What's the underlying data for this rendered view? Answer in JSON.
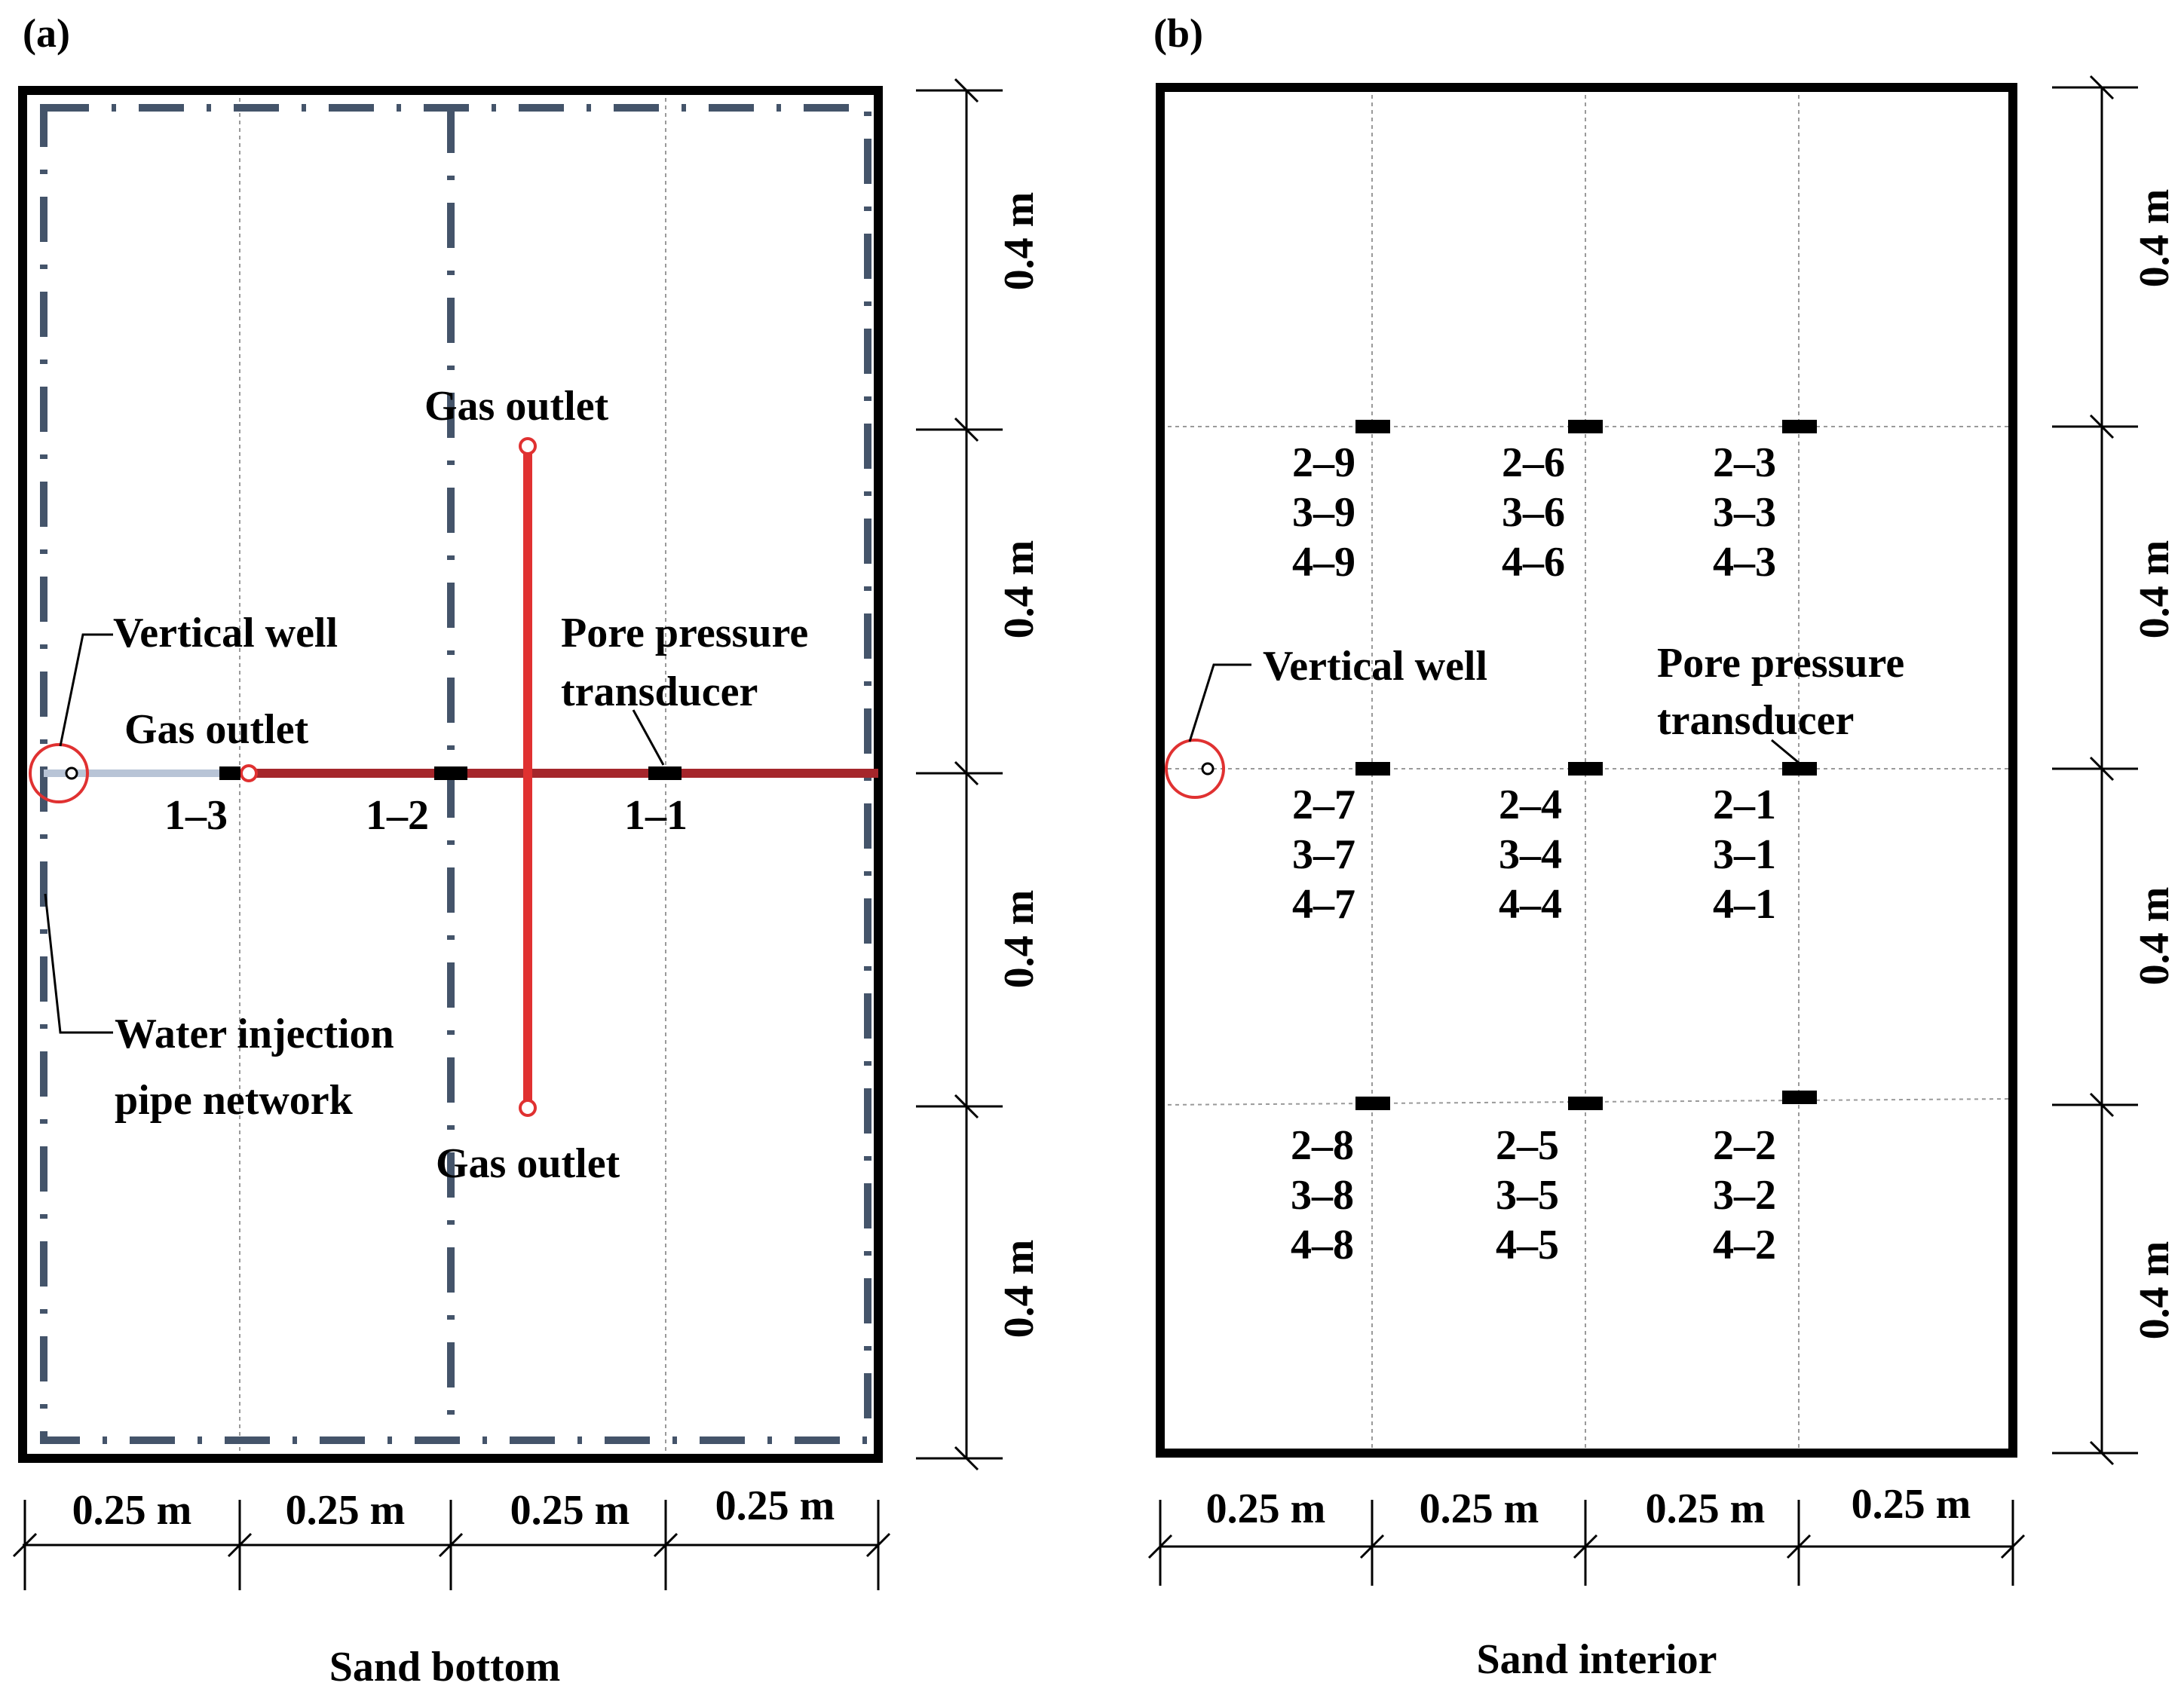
{
  "panel_a": {
    "letter": "(a)",
    "caption": "Sand bottom",
    "labels": {
      "gas_outlet_top": "Gas outlet",
      "gas_outlet_left": "Gas outlet",
      "gas_outlet_bottom": "Gas outlet",
      "vertical_well": "Vertical well",
      "pore_line1": "Pore pressure",
      "pore_line2": "transducer",
      "water_line1": "Water injection",
      "water_line2": "pipe network"
    },
    "transducers": [
      "1–3",
      "1–2",
      "1–1"
    ],
    "dims_x": [
      "0.25 m",
      "0.25 m",
      "0.25 m",
      "0.25 m"
    ],
    "dims_y": [
      "0.4 m",
      "0.4 m",
      "0.4 m",
      "0.4 m"
    ]
  },
  "panel_b": {
    "letter": "(b)",
    "caption": "Sand interior",
    "labels": {
      "vertical_well": "Vertical well",
      "pore_line1": "Pore pressure",
      "pore_line2": "transducer"
    },
    "groups": [
      [
        "2–9",
        "3–9",
        "4–9"
      ],
      [
        "2–6",
        "3–6",
        "4–6"
      ],
      [
        "2–3",
        "3–3",
        "4–3"
      ],
      [
        "2–7",
        "3–7",
        "4–7"
      ],
      [
        "2–4",
        "3–4",
        "4–4"
      ],
      [
        "2–1",
        "3–1",
        "4–1"
      ],
      [
        "2–8",
        "3–8",
        "4–8"
      ],
      [
        "2–5",
        "3–5",
        "4–5"
      ],
      [
        "2–2",
        "3–2",
        "4–2"
      ]
    ],
    "dims_x": [
      "0.25 m",
      "0.25 m",
      "0.25 m",
      "0.25 m"
    ],
    "dims_y": [
      "0.4 m",
      "0.4 m",
      "0.4 m",
      "0.4 m"
    ]
  },
  "colors": {
    "frame": "#000000",
    "pipe_network": "#44546a",
    "gas_pipe": "#e03131",
    "gas_pipe_dark": "#a5262b",
    "well_pipe": "#b8c4d6",
    "grid": "#9a9a9a"
  }
}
==============================
__Directions__: In the listing above, count each line that holds the string "outlet". Give the number only.

__The answer__: 3